◆ WRITTEN REQUEST: Print the listing below in its entirety, character for character.

BEGIN

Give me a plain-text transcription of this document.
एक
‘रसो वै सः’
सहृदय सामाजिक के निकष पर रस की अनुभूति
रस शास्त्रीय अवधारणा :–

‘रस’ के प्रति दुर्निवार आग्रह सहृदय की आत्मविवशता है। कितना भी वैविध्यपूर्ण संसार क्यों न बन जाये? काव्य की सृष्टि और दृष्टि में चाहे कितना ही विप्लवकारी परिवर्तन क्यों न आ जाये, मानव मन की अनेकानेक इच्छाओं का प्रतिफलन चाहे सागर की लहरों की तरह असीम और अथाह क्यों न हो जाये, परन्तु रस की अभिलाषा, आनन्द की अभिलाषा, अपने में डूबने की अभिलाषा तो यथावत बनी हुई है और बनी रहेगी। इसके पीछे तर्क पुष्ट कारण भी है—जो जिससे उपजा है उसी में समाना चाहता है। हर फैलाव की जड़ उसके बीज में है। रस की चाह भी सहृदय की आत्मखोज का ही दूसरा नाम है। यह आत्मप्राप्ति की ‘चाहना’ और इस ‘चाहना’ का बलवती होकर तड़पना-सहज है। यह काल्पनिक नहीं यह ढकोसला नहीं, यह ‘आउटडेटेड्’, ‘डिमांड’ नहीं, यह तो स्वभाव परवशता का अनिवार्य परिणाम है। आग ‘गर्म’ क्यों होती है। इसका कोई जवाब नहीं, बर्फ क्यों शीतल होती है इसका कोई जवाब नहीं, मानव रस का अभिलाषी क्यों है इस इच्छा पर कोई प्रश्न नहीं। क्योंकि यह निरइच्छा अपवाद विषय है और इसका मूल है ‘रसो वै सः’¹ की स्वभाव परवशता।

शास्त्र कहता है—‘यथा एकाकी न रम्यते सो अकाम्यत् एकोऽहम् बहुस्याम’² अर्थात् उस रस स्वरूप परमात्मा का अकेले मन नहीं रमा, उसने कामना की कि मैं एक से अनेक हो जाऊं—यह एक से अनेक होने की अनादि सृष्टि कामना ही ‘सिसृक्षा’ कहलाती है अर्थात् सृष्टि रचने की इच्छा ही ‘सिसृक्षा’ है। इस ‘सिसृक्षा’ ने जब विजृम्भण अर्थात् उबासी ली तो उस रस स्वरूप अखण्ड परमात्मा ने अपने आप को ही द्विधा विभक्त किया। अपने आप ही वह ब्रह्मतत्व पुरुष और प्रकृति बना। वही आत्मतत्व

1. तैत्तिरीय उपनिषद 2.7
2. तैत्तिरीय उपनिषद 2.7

END

◆ OUTPUT BELOW:
Give me a plain-text transcription of this document.
एक
‘रसो वै सः’
सहृदय सामाजिक के निकष पर रस की अनुभूति
रस शास्त्रीय अवधारणा :–

‘रस’ के प्रति दुर्निवार आग्रह सहृदय की आत्मविवशता है। कितना भी वैविध्यपूर्ण संसार क्यों न बन जाये? काव्य की सृष्टि और दृष्टि में चाहे कितना ही विप्लवकारी परिवर्तन क्यों न आ जाये, मानव मन की अनेकानेक इच्छाओं का प्रतिफलन चाहे सागर की लहरों की तरह असीम और अथाह क्यों न हो जाये, परन्तु रस की अभिलाषा, आनन्द की अभिलाषा, अपने में डूबने की अभिलाषा तो यथावत बनी हुई है और बनी रहेगी। इसके पीछे तर्क पुष्ट कारण भी है—जो जिससे उपजा है उसी में समाना चाहता है। हर फैलाव की जड़ उसके बीज में है। रस की चाह भी सहृदय की आत्मखोज का ही दूसरा नाम है। यह आत्मप्राप्ति की ‘चाहना’ और इस ‘चाहना’ का बलवती होकर तड़पना-सहज है। यह काल्पनिक नहीं यह ढकोसला नहीं, यह ‘आउटडेटेड्’, ‘डिमांड’ नहीं, यह तो स्वभाव परवशता का अनिवार्य परिणाम है। आग ‘गर्म’ क्यों होती है। इसका कोई जवाब नहीं, बर्फ क्यों शीतल होती है इसका कोई जवाब नहीं, मानव रस का अभिलाषी क्यों है इस इच्छा पर कोई प्रश्न नहीं। क्योंकि यह निरइच्छा अपवाद विषय है और इसका मूल है ‘रसो वै सः’¹ की स्वभाव परवशता।

शास्त्र कहता है—‘यथा एकाकी न रम्यते सो अकाम्यत् एकोऽहम् बहुस्याम’² अर्थात् उस रस स्वरूप परमात्मा का अकेले मन नहीं रमा, उसने कामना की कि मैं एक से अनेक हो जाऊं—यह एक से अनेक होने की अनादि सृष्टि कामना ही ‘सिसृक्षा’ कहलाती है अर्थात् सृष्टि रचने की इच्छा ही ‘सिसृक्षा’ है। इस ‘सिसृक्षा’ ने जब विजृम्भण अर्थात् उबासी ली तो उस रस स्वरूप अखण्ड परमात्मा ने अपने आप को ही द्विधा विभक्त किया। अपने आप ही वह ब्रह्मतत्व पुरुष और प्रकृति बना। वही आत्मतत्व

1. तैत्तिरीय उपनिषद 2.7
2. तैत्तिरीय उपनिषद 2.7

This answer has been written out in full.